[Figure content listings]
* * * *

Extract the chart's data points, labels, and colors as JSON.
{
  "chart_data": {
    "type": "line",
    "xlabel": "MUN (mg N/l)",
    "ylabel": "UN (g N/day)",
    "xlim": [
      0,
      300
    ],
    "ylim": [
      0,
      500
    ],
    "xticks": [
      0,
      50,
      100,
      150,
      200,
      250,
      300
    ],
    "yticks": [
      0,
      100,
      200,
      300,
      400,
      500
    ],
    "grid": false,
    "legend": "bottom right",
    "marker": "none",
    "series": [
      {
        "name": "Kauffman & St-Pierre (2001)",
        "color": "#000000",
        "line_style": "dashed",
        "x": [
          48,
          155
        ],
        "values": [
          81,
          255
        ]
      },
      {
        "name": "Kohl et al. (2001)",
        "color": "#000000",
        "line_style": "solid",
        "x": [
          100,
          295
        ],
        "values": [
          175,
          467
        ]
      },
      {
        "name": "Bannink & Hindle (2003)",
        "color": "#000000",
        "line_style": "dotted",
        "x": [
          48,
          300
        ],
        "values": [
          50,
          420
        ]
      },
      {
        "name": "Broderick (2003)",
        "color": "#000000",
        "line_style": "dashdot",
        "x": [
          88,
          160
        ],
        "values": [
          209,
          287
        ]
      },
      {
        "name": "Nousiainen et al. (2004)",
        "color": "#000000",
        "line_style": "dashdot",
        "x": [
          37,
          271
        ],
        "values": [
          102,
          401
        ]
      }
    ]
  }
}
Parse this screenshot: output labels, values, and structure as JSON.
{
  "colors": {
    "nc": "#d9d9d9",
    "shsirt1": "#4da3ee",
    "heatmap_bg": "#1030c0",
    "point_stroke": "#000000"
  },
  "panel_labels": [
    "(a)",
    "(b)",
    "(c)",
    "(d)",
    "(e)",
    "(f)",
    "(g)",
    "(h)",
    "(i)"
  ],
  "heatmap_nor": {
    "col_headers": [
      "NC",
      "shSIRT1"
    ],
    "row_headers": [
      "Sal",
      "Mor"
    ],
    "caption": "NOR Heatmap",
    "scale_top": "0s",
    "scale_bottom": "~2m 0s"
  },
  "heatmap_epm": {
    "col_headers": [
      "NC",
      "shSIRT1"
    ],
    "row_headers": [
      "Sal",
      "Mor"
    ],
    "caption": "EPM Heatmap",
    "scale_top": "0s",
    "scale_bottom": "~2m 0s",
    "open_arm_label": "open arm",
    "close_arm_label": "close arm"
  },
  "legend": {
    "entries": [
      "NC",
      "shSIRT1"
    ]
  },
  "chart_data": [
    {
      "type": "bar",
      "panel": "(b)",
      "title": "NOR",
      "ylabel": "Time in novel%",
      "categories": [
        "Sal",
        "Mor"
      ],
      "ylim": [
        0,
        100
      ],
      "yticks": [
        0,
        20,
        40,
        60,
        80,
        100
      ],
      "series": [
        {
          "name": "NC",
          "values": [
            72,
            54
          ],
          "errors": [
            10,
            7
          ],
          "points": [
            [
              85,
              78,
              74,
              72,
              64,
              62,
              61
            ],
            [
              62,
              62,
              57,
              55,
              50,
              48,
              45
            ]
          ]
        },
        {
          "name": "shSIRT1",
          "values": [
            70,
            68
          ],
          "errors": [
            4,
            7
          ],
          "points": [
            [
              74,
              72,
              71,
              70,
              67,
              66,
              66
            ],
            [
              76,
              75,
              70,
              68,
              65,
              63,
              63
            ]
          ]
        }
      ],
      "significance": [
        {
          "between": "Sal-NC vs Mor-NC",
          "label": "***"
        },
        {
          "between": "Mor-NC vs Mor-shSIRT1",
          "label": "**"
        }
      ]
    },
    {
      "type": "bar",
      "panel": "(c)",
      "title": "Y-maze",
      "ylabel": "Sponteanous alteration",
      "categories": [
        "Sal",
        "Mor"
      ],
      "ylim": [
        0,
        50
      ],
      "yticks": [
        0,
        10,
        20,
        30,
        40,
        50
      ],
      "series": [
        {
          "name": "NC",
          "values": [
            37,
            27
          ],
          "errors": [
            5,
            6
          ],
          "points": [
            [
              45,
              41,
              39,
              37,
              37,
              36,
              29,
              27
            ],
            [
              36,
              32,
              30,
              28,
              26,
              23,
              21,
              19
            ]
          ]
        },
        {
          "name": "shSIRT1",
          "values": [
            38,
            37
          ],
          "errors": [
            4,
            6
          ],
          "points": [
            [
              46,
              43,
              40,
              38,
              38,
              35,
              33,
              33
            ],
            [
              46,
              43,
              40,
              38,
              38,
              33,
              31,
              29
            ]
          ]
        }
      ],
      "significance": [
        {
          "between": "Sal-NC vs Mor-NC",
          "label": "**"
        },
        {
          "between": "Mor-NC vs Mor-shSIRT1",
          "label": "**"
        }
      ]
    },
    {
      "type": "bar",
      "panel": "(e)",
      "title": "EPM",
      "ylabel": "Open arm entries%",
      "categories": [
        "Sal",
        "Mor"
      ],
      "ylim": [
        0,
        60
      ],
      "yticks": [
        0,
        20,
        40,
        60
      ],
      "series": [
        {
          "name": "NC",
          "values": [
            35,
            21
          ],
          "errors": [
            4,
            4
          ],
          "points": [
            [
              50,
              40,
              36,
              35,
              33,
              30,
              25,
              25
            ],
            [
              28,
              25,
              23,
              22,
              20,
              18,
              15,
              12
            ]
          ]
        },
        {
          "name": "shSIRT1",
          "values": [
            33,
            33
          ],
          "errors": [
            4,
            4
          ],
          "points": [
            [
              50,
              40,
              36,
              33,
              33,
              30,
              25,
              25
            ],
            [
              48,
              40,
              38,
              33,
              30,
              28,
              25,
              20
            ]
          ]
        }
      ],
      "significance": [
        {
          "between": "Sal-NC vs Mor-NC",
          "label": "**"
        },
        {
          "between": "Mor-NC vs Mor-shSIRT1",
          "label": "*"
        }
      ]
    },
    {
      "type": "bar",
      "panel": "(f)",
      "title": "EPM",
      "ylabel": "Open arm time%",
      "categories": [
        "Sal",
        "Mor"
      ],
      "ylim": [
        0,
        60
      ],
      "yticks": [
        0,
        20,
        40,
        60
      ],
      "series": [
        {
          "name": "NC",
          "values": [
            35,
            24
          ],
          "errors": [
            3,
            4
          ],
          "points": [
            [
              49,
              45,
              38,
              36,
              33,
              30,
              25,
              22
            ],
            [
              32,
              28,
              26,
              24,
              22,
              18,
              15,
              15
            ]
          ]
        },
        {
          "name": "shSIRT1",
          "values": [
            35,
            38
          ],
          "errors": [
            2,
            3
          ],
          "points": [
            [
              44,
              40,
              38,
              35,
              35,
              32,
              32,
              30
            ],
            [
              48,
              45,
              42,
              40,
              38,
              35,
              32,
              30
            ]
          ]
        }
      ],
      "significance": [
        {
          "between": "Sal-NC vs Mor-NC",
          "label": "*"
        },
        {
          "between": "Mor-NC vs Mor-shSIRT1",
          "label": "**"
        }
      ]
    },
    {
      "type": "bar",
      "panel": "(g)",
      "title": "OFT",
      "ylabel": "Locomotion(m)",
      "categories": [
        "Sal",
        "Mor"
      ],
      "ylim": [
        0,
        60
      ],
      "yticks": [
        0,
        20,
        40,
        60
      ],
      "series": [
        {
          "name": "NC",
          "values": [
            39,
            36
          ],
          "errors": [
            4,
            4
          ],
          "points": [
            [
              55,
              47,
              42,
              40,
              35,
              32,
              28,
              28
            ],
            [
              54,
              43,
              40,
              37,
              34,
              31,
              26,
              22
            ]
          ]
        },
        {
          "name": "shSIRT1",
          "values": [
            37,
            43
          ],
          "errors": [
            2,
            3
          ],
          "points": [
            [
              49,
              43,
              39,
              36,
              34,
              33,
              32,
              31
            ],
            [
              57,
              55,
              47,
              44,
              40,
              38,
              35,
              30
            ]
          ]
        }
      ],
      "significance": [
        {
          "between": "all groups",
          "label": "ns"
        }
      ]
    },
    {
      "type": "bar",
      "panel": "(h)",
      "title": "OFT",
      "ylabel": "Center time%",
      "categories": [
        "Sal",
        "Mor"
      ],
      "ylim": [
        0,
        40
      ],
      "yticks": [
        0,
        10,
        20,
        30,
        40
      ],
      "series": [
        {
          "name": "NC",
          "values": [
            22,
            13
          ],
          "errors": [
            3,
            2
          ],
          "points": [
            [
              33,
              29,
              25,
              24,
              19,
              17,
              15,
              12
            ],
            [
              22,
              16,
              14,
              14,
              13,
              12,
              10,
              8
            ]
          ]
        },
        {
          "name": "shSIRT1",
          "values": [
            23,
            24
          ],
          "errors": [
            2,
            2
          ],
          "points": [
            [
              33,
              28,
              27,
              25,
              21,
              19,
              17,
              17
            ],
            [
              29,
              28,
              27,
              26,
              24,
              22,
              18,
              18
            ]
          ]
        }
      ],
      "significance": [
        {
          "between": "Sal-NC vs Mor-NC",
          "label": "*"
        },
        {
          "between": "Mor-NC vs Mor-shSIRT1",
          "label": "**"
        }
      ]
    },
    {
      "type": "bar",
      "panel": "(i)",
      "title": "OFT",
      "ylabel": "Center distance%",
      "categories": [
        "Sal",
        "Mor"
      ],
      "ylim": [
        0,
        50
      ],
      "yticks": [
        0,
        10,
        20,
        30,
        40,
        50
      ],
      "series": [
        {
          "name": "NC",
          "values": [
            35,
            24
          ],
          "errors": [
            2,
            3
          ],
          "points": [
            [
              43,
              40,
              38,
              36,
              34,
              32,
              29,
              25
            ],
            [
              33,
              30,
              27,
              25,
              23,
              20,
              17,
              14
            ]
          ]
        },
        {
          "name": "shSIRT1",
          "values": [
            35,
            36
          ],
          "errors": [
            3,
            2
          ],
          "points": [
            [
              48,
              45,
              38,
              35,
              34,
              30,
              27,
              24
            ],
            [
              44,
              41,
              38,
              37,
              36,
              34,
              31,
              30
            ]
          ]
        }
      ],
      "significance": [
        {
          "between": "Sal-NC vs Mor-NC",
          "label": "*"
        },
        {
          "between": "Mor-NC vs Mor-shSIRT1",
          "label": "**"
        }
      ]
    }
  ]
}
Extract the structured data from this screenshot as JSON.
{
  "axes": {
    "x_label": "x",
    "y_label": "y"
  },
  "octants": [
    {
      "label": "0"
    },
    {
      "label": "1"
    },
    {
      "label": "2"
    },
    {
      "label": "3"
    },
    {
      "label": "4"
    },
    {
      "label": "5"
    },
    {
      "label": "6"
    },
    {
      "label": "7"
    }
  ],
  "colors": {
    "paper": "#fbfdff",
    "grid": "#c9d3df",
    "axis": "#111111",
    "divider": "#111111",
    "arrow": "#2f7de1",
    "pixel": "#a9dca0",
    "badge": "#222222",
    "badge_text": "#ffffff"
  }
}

* * * *

• **TO DO**
Copy each line of the listing in which the word "screenshot" can be found.

• **EXERCISE ANSWER**
Parse this screenshot: output labels, values, and structure as JSON.
Extract the structured data from this screenshot as JSON.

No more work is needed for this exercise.